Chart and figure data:
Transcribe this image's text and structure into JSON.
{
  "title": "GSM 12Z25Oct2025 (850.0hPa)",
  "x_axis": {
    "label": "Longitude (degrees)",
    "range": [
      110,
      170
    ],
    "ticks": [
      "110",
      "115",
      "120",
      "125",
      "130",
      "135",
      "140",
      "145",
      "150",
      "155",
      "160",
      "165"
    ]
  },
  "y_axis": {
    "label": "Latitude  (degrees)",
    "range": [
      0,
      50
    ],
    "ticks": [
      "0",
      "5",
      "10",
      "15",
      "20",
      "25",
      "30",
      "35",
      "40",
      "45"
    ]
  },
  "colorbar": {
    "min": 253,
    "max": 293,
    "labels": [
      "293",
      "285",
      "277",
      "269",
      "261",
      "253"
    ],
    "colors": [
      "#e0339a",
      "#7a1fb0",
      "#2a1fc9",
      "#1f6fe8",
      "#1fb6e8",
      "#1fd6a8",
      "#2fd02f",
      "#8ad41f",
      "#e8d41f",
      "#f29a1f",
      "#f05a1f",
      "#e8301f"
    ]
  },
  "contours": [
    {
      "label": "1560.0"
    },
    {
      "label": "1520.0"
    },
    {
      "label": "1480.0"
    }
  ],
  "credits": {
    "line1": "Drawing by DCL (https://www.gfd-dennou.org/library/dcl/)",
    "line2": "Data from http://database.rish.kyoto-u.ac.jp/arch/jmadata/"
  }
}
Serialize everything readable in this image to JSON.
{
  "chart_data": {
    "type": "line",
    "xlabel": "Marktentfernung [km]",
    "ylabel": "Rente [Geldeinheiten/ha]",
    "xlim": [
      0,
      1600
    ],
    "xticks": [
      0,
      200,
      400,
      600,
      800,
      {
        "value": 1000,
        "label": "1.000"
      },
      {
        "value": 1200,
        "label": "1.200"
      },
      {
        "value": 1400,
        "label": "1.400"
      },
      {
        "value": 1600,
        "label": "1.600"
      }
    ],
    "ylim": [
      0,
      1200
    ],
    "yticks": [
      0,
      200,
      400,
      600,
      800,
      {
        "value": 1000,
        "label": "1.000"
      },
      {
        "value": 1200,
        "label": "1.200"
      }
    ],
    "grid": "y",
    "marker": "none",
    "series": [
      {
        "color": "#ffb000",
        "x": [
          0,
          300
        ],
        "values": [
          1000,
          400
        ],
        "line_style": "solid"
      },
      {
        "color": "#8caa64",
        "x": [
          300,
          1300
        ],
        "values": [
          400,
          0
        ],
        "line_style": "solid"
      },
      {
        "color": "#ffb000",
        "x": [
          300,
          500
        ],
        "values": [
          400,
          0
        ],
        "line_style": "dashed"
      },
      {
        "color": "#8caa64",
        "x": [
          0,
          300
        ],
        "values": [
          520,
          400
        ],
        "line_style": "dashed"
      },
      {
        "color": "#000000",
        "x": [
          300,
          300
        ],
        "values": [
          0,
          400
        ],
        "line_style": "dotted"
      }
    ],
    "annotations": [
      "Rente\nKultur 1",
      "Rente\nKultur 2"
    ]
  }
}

### Aim of the exercise
Return all of the data precisely as it appears.

### Written solution
Transcribe this image's text and structure into JSON.
{
  "title": "GSM 12Z25Oct2025 (850.0hPa)",
  "x_axis": {
    "label": "Longitude (degrees)",
    "range": [
      110,
      170
    ],
    "ticks": [
      "110",
      "115",
      "120",
      "125",
      "130",
      "135",
      "140",
      "145",
      "150",
      "155",
      "160",
      "165"
    ]
  },
  "y_axis": {
    "label": "Latitude  (degrees)",
    "range": [
      0,
      50
    ],
    "ticks": [
      "0",
      "5",
      "10",
      "15",
      "20",
      "25",
      "30",
      "35",
      "40",
      "45"
    ]
  },
  "colorbar": {
    "min": 253,
    "max": 293,
    "labels": [
      "293",
      "285",
      "277",
      "269",
      "261",
      "253"
    ],
    "colors": [
      "#e0339a",
      "#7a1fb0",
      "#2a1fc9",
      "#1f6fe8",
      "#1fb6e8",
      "#1fd6a8",
      "#2fd02f",
      "#8ad41f",
      "#e8d41f",
      "#f29a1f",
      "#f05a1f",
      "#e8301f"
    ]
  },
  "contours": [
    {
      "label": "1560.0"
    },
    {
      "label": "1520.0"
    },
    {
      "label": "1480.0"
    }
  ],
  "credits": {
    "line1": "Drawing by DCL (https://www.gfd-dennou.org/library/dcl/)",
    "line2": "Data from http://database.rish.kyoto-u.ac.jp/arch/jmadata/"
  }
}
Serialize everything readable in this image to JSON.
{
  "chart_data": {
    "type": "line",
    "xlabel": "Marktentfernung [km]",
    "ylabel": "Rente [Geldeinheiten/ha]",
    "xlim": [
      0,
      1600
    ],
    "xticks": [
      0,
      200,
      400,
      600,
      800,
      {
        "value": 1000,
        "label": "1.000"
      },
      {
        "value": 1200,
        "label": "1.200"
      },
      {
        "value": 1400,
        "label": "1.400"
      },
      {
        "value": 1600,
        "label": "1.600"
      }
    ],
    "ylim": [
      0,
      1200
    ],
    "yticks": [
      0,
      200,
      400,
      600,
      800,
      {
        "value": 1000,
        "label": "1.000"
      },
      {
        "value": 1200,
        "label": "1.200"
      }
    ],
    "grid": "y",
    "marker": "none",
    "series": [
      {
        "color": "#ffb000",
        "x": [
          0,
          300
        ],
        "values": [
          1000,
          400
        ],
        "line_style": "solid"
      },
      {
        "color": "#8caa64",
        "x": [
          300,
          1300
        ],
        "values": [
          400,
          0
        ],
        "line_style": "solid"
      },
      {
        "color": "#ffb000",
        "x": [
          300,
          500
        ],
        "values": [
          400,
          0
        ],
        "line_style": "dashed"
      },
      {
        "color": "#8caa64",
        "x": [
          0,
          300
        ],
        "values": [
          520,
          400
        ],
        "line_style": "dashed"
      },
      {
        "color": "#000000",
        "x": [
          300,
          300
        ],
        "values": [
          0,
          400
        ],
        "line_style": "dotted"
      }
    ],
    "annotations": [
      "Rente\nKultur 1",
      "Rente\nKultur 2"
    ]
  }
}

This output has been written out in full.